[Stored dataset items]
================
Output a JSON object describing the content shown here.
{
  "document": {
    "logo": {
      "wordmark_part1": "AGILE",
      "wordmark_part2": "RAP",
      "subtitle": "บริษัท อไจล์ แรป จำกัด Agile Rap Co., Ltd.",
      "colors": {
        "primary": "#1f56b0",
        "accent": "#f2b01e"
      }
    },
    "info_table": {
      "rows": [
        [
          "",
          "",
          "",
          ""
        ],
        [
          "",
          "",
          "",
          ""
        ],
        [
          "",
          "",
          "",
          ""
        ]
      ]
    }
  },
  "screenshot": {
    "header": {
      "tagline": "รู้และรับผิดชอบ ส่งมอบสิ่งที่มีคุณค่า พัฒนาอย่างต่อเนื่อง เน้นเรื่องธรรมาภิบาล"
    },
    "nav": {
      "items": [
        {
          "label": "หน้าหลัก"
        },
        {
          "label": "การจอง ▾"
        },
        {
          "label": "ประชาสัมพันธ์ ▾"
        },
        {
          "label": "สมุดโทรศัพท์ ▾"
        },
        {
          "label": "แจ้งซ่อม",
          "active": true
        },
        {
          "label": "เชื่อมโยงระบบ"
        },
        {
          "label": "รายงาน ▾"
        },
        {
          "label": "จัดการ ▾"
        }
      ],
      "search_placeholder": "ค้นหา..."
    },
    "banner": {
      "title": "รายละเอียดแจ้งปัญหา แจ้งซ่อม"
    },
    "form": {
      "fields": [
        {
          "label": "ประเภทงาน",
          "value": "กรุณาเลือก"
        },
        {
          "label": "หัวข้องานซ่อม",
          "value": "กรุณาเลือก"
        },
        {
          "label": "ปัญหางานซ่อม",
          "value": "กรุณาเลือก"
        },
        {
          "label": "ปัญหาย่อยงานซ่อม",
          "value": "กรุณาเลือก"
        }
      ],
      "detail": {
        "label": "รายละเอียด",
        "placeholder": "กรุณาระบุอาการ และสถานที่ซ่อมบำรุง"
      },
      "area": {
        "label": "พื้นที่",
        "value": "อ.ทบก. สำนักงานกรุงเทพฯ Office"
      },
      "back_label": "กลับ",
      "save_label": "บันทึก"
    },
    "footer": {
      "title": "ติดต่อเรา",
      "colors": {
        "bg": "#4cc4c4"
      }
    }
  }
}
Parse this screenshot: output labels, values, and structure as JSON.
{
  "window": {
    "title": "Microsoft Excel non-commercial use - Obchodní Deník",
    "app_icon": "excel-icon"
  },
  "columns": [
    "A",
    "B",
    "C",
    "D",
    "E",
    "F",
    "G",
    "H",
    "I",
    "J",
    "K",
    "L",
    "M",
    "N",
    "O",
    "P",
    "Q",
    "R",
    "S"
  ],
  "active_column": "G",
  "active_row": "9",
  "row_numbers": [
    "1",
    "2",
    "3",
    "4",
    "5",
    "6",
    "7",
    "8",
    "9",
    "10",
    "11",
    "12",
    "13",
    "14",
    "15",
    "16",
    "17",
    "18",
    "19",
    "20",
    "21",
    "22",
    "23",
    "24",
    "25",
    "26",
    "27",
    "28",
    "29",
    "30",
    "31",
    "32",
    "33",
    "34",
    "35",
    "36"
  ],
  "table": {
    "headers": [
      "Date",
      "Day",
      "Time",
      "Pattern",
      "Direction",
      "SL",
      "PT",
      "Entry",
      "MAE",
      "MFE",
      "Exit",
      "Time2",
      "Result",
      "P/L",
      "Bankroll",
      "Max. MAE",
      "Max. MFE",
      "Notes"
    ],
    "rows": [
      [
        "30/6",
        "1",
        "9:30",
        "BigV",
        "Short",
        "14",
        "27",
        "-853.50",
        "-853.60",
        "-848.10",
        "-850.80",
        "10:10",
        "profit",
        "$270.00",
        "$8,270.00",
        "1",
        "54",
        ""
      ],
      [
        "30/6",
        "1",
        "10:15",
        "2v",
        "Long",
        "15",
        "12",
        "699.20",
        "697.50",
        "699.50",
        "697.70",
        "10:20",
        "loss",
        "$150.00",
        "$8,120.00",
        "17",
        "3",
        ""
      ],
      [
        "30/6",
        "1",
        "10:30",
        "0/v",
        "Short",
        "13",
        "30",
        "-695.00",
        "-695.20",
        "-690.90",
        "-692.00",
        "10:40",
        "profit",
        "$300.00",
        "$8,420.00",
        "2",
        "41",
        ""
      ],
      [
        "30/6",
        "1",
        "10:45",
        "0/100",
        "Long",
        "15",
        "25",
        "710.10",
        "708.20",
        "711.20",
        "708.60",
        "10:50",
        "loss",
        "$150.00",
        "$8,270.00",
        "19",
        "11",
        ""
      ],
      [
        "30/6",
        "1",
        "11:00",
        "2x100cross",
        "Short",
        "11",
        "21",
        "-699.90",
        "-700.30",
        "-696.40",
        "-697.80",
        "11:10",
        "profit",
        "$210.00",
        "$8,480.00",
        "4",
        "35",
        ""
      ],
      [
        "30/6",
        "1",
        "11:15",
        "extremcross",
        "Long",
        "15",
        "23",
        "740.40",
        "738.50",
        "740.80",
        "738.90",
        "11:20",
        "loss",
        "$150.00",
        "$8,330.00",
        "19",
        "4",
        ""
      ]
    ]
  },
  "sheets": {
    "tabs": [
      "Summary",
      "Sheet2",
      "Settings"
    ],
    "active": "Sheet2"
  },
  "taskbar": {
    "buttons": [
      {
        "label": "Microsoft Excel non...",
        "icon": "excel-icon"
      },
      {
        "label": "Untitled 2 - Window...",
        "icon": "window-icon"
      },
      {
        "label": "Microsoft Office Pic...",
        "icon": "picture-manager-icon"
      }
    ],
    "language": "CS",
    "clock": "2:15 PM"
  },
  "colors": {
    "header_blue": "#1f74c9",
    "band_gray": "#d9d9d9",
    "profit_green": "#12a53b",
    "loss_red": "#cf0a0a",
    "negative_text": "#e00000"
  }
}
================
STATED TASK
Every line containing the string "Office" must be listed.

OUTPUT FOR THIS TASK
        "value": "อ.ทบก. สำนักงานกรุงเทพฯ Office"
        "label": "Microsoft Office Pic...",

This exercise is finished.